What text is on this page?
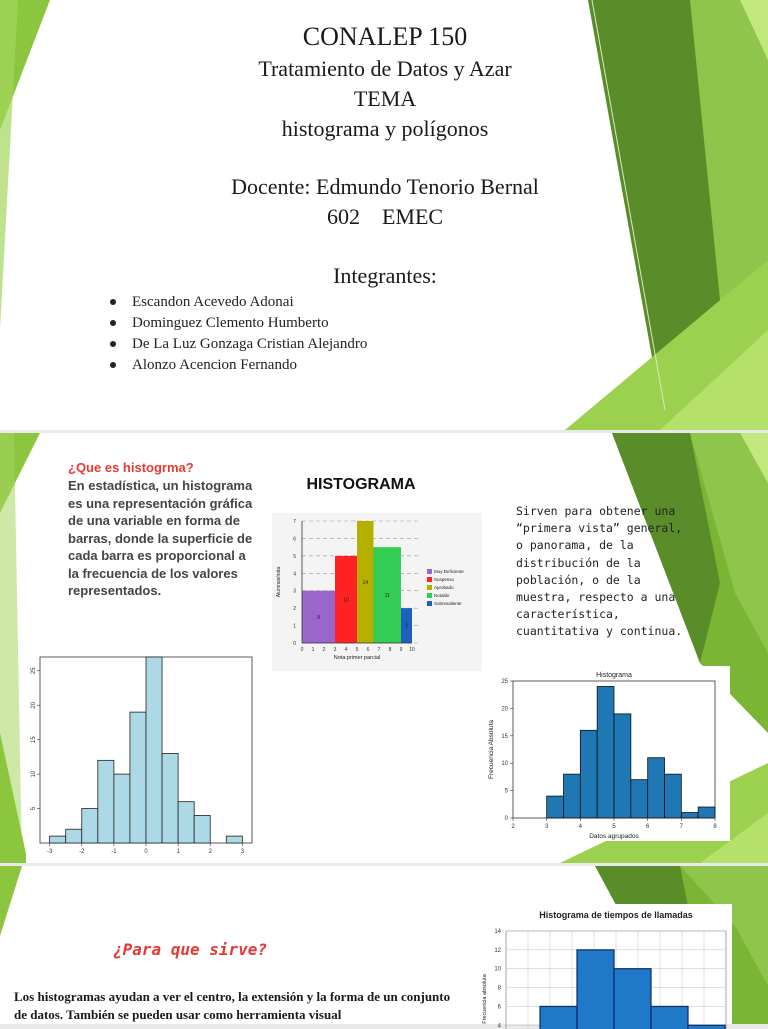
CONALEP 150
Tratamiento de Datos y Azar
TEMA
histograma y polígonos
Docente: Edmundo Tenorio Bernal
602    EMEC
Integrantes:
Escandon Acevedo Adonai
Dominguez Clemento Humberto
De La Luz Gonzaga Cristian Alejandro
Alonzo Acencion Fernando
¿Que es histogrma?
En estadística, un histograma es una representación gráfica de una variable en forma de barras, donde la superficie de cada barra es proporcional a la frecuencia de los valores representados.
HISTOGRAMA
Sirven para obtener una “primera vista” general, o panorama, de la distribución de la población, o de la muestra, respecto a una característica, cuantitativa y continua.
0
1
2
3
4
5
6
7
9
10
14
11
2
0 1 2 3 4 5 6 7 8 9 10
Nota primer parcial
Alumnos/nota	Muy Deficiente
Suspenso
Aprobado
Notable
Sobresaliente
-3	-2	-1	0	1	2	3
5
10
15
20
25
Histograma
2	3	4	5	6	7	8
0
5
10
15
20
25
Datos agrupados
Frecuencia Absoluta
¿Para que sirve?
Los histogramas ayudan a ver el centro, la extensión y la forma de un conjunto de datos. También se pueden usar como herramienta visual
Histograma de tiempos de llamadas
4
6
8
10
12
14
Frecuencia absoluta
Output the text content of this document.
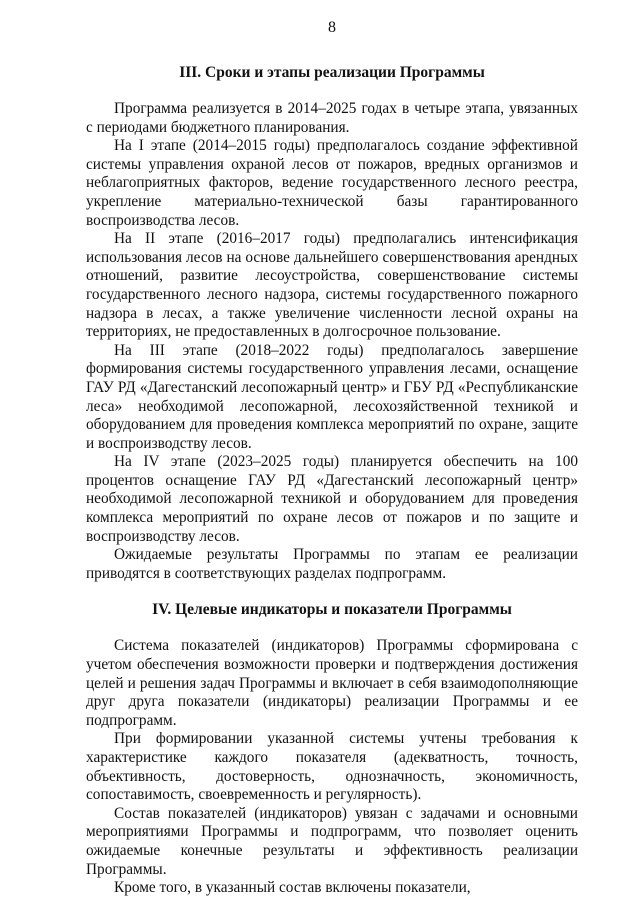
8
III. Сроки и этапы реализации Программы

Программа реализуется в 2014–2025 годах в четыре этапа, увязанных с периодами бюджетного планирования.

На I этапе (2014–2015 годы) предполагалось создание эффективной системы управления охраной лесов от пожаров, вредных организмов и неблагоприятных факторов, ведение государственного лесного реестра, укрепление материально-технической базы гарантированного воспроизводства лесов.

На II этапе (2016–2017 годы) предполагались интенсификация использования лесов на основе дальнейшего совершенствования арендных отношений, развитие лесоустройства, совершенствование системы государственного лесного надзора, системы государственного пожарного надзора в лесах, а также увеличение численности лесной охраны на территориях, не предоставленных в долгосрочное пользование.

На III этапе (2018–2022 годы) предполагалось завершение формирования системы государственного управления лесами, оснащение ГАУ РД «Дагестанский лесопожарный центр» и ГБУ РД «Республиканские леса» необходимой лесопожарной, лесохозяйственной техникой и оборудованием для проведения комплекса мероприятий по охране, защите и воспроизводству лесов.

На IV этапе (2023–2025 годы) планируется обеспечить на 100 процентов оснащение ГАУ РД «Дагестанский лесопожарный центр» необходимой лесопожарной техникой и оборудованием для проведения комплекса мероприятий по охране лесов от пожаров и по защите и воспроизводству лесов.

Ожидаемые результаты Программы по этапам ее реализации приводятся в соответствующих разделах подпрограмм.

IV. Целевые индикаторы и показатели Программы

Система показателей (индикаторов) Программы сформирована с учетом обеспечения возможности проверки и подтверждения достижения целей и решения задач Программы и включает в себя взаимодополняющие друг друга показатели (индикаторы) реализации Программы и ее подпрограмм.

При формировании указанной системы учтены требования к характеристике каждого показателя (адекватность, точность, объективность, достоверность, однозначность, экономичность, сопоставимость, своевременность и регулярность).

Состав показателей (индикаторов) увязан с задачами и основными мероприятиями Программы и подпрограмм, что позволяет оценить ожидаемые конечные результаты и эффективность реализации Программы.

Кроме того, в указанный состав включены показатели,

════════

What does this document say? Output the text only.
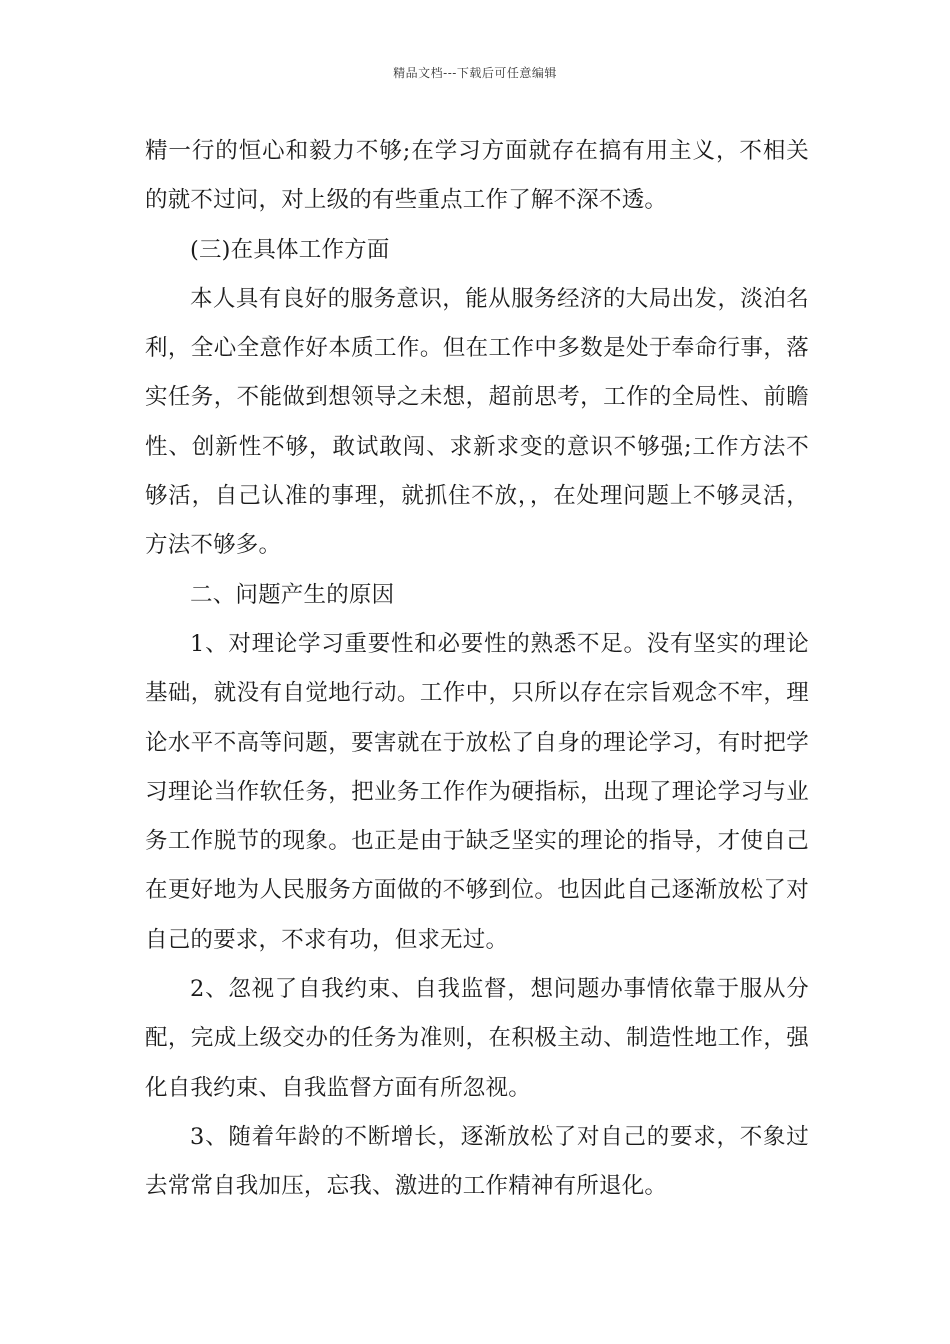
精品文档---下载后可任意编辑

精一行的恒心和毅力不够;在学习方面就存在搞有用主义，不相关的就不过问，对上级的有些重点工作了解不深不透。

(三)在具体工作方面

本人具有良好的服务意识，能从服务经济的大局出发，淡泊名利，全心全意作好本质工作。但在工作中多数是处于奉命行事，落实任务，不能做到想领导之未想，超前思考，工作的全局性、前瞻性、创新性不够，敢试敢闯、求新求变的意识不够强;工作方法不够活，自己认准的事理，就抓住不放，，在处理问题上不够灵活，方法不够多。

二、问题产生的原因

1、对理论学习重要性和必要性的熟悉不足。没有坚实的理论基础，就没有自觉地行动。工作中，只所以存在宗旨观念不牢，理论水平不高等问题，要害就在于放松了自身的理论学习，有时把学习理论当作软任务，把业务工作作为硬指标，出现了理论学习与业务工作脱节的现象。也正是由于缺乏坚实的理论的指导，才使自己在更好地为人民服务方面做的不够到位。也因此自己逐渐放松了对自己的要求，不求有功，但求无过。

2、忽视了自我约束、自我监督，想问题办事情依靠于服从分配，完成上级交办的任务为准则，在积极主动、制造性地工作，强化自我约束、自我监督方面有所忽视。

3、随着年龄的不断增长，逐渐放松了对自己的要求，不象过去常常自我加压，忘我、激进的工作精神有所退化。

════════

Find every line that has "лесов" in it, then return those lines.

▸ **RESULT OF THIS EXERCISE**:
На I этапе (2014–2015 годы) предполагалось создание эффективной системы управления охраной лесов от пожаров, вредных организмов и неблагоприятных факторов, ведение государственного лесного реестра, укрепление материально-технической базы гарантированного воспроизводства лесов.
На II этапе (2016–2017 годы) предполагались интенсификация использования лесов на основе дальнейшего совершенствования арендных отношений, развитие лесоустройства, совершенствование системы государственного лесного надзора, системы государственного пожарного надзора в лесах, а также увеличение численности лесной охраны на территориях, не предоставленных в долгосрочное пользование.
На III этапе (2018–2022 годы) предполагалось завершение формирования системы государственного управления лесами, оснащение ГАУ РД «Дагестанский лесопожарный центр» и ГБУ РД «Республиканские леса» необходимой лесопожарной, лесохозяйственной техникой и оборудованием для проведения комплекса мероприятий по охране, защите и воспроизводству лесов.
На IV этапе (2023–2025 годы) планируется обеспечить на 100 процентов оснащение ГАУ РД «Дагестанский лесопожарный центр» необходимой лесопожарной техникой и оборудованием для проведения комплекса мероприятий по охране лесов от пожаров и по защите и воспроизводству лесов.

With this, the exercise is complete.